** begin RECORDED DATA **

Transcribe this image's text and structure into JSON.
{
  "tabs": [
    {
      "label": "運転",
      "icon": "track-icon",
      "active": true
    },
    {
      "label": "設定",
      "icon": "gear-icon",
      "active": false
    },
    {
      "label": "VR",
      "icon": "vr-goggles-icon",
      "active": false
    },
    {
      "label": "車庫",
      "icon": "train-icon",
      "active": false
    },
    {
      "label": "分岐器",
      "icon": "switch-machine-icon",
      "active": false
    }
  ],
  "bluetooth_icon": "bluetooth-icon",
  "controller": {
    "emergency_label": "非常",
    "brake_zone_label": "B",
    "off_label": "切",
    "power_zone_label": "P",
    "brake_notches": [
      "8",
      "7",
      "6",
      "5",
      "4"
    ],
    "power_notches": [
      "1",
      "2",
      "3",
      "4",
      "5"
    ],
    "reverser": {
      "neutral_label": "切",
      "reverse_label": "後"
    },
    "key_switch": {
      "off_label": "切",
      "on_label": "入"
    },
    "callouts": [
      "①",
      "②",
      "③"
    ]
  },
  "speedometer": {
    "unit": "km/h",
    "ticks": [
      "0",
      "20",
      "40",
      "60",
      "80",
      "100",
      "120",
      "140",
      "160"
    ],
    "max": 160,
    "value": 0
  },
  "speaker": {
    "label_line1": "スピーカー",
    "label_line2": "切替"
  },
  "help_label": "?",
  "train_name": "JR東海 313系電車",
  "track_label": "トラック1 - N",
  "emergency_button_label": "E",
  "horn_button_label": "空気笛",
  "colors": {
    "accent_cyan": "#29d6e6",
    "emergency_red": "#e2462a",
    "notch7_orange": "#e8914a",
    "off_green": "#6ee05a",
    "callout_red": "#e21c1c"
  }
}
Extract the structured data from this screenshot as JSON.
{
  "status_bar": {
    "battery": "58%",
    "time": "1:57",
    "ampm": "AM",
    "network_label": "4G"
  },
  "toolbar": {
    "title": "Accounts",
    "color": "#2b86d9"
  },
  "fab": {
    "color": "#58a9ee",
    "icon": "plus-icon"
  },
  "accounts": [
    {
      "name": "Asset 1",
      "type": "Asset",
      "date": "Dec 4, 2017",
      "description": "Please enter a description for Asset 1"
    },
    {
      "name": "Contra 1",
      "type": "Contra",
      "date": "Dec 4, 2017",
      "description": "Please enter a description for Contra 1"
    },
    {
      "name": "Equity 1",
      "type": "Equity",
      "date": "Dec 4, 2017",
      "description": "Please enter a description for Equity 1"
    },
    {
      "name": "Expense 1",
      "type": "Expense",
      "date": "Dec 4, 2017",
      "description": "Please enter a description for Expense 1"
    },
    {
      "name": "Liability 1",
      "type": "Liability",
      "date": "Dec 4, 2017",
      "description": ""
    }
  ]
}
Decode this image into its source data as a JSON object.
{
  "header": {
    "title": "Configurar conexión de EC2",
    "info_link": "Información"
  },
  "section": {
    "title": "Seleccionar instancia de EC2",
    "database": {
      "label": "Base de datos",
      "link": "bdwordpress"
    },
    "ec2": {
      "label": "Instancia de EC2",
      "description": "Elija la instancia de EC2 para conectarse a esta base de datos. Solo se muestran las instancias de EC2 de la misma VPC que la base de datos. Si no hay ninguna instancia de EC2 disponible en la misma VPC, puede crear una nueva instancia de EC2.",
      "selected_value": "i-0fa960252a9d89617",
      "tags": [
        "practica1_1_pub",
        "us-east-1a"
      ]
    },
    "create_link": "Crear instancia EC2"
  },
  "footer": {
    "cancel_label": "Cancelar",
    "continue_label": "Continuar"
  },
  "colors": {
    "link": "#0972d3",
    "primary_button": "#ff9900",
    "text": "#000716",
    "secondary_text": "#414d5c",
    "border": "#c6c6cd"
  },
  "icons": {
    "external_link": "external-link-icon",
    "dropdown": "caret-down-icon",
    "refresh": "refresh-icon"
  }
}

** end RECORDED DATA **

- _DIRECTIVE_: List every line above that holds the word "Equity".

- _FULL RESPONSE_:
      "name": "Equity 1",
      "type": "Equity",
      "description": "Please enter a description for Equity 1"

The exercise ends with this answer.